===== Records shown =====

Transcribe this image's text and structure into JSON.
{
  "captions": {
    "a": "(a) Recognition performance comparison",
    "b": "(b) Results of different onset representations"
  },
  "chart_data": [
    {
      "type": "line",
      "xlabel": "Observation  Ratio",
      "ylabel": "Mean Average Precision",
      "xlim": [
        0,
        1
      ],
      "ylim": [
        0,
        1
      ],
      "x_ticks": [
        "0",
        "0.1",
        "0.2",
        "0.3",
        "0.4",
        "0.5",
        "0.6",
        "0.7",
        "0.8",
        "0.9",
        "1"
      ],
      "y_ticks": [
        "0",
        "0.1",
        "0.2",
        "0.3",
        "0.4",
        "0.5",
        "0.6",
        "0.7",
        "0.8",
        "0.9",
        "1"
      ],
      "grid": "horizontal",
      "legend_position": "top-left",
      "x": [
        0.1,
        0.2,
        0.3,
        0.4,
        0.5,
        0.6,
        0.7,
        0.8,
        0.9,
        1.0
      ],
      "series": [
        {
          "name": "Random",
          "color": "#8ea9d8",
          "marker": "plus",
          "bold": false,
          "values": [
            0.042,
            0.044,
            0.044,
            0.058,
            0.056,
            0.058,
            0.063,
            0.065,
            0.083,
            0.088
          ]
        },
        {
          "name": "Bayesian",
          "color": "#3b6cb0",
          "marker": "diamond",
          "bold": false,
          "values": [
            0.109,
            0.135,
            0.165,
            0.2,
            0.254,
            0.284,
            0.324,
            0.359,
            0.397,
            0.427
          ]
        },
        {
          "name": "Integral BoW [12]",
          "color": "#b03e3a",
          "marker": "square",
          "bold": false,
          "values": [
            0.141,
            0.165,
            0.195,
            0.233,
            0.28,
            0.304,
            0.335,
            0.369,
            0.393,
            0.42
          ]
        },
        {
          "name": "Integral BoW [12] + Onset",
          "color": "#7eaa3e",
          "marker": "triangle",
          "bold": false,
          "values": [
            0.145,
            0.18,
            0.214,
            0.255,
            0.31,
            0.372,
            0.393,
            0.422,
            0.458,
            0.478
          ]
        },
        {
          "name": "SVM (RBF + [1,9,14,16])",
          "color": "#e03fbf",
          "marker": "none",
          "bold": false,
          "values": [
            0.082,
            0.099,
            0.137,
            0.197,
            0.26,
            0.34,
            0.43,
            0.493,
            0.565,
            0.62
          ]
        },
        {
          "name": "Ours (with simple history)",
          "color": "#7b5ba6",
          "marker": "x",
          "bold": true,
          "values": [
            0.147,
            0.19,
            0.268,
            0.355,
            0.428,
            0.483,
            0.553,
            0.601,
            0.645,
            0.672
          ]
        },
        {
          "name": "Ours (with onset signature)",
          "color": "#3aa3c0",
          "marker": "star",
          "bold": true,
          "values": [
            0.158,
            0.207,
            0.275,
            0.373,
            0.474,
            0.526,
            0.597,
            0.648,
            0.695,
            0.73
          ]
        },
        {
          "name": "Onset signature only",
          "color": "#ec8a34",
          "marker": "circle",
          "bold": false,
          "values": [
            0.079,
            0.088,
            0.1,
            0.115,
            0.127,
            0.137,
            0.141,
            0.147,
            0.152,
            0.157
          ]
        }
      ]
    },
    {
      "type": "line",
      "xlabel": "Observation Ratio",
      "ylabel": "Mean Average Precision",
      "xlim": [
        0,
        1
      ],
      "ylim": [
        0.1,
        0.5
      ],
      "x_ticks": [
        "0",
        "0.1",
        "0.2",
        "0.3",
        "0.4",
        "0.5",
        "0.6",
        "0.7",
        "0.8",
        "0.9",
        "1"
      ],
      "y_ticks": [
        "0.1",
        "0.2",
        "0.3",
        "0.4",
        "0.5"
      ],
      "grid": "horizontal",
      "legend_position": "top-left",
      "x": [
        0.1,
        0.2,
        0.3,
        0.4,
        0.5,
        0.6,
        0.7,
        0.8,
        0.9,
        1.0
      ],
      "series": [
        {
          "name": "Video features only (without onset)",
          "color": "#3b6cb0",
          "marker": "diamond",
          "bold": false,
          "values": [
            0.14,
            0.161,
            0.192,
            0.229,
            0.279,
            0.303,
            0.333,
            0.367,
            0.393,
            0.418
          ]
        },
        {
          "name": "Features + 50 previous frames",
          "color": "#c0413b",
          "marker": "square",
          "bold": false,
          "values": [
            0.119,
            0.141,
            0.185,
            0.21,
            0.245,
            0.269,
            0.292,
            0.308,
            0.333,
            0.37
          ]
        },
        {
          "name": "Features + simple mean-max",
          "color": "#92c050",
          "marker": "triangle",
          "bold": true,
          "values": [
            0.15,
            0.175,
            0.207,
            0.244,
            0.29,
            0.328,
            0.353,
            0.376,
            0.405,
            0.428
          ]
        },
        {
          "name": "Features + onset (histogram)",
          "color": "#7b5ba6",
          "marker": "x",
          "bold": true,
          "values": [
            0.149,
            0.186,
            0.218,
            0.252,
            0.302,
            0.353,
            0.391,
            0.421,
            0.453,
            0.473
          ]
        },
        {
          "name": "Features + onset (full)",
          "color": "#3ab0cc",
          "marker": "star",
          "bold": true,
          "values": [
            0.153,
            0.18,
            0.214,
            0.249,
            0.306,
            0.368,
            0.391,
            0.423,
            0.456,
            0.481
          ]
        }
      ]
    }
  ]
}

=====

- [Work instructions] Copy out the whole listing exactly.

- [Written answer]
Transcribe this image's text and structure into JSON.
{
  "captions": {
    "a": "(a) Recognition performance comparison",
    "b": "(b) Results of different onset representations"
  },
  "chart_data": [
    {
      "type": "line",
      "xlabel": "Observation  Ratio",
      "ylabel": "Mean Average Precision",
      "xlim": [
        0,
        1
      ],
      "ylim": [
        0,
        1
      ],
      "x_ticks": [
        "0",
        "0.1",
        "0.2",
        "0.3",
        "0.4",
        "0.5",
        "0.6",
        "0.7",
        "0.8",
        "0.9",
        "1"
      ],
      "y_ticks": [
        "0",
        "0.1",
        "0.2",
        "0.3",
        "0.4",
        "0.5",
        "0.6",
        "0.7",
        "0.8",
        "0.9",
        "1"
      ],
      "grid": "horizontal",
      "legend_position": "top-left",
      "x": [
        0.1,
        0.2,
        0.3,
        0.4,
        0.5,
        0.6,
        0.7,
        0.8,
        0.9,
        1.0
      ],
      "series": [
        {
          "name": "Random",
          "color": "#8ea9d8",
          "marker": "plus",
          "bold": false,
          "values": [
            0.042,
            0.044,
            0.044,
            0.058,
            0.056,
            0.058,
            0.063,
            0.065,
            0.083,
            0.088
          ]
        },
        {
          "name": "Bayesian",
          "color": "#3b6cb0",
          "marker": "diamond",
          "bold": false,
          "values": [
            0.109,
            0.135,
            0.165,
            0.2,
            0.254,
            0.284,
            0.324,
            0.359,
            0.397,
            0.427
          ]
        },
        {
          "name": "Integral BoW [12]",
          "color": "#b03e3a",
          "marker": "square",
          "bold": false,
          "values": [
            0.141,
            0.165,
            0.195,
            0.233,
            0.28,
            0.304,
            0.335,
            0.369,
            0.393,
            0.42
          ]
        },
        {
          "name": "Integral BoW [12] + Onset",
          "color": "#7eaa3e",
          "marker": "triangle",
          "bold": false,
          "values": [
            0.145,
            0.18,
            0.214,
            0.255,
            0.31,
            0.372,
            0.393,
            0.422,
            0.458,
            0.478
          ]
        },
        {
          "name": "SVM (RBF + [1,9,14,16])",
          "color": "#e03fbf",
          "marker": "none",
          "bold": false,
          "values": [
            0.082,
            0.099,
            0.137,
            0.197,
            0.26,
            0.34,
            0.43,
            0.493,
            0.565,
            0.62
          ]
        },
        {
          "name": "Ours (with simple history)",
          "color": "#7b5ba6",
          "marker": "x",
          "bold": true,
          "values": [
            0.147,
            0.19,
            0.268,
            0.355,
            0.428,
            0.483,
            0.553,
            0.601,
            0.645,
            0.672
          ]
        },
        {
          "name": "Ours (with onset signature)",
          "color": "#3aa3c0",
          "marker": "star",
          "bold": true,
          "values": [
            0.158,
            0.207,
            0.275,
            0.373,
            0.474,
            0.526,
            0.597,
            0.648,
            0.695,
            0.73
          ]
        },
        {
          "name": "Onset signature only",
          "color": "#ec8a34",
          "marker": "circle",
          "bold": false,
          "values": [
            0.079,
            0.088,
            0.1,
            0.115,
            0.127,
            0.137,
            0.141,
            0.147,
            0.152,
            0.157
          ]
        }
      ]
    },
    {
      "type": "line",
      "xlabel": "Observation Ratio",
      "ylabel": "Mean Average Precision",
      "xlim": [
        0,
        1
      ],
      "ylim": [
        0.1,
        0.5
      ],
      "x_ticks": [
        "0",
        "0.1",
        "0.2",
        "0.3",
        "0.4",
        "0.5",
        "0.6",
        "0.7",
        "0.8",
        "0.9",
        "1"
      ],
      "y_ticks": [
        "0.1",
        "0.2",
        "0.3",
        "0.4",
        "0.5"
      ],
      "grid": "horizontal",
      "legend_position": "top-left",
      "x": [
        0.1,
        0.2,
        0.3,
        0.4,
        0.5,
        0.6,
        0.7,
        0.8,
        0.9,
        1.0
      ],
      "series": [
        {
          "name": "Video features only (without onset)",
          "color": "#3b6cb0",
          "marker": "diamond",
          "bold": false,
          "values": [
            0.14,
            0.161,
            0.192,
            0.229,
            0.279,
            0.303,
            0.333,
            0.367,
            0.393,
            0.418
          ]
        },
        {
          "name": "Features + 50 previous frames",
          "color": "#c0413b",
          "marker": "square",
          "bold": false,
          "values": [
            0.119,
            0.141,
            0.185,
            0.21,
            0.245,
            0.269,
            0.292,
            0.308,
            0.333,
            0.37
          ]
        },
        {
          "name": "Features + simple mean-max",
          "color": "#92c050",
          "marker": "triangle",
          "bold": true,
          "values": [
            0.15,
            0.175,
            0.207,
            0.244,
            0.29,
            0.328,
            0.353,
            0.376,
            0.405,
            0.428
          ]
        },
        {
          "name": "Features + onset (histogram)",
          "color": "#7b5ba6",
          "marker": "x",
          "bold": true,
          "values": [
            0.149,
            0.186,
            0.218,
            0.252,
            0.302,
            0.353,
            0.391,
            0.421,
            0.453,
            0.473
          ]
        },
        {
          "name": "Features + onset (full)",
          "color": "#3ab0cc",
          "marker": "star",
          "bold": true,
          "values": [
            0.153,
            0.18,
            0.214,
            0.249,
            0.306,
            0.368,
            0.391,
            0.423,
            0.456,
            0.481
          ]
        }
      ]
    }
  ]
}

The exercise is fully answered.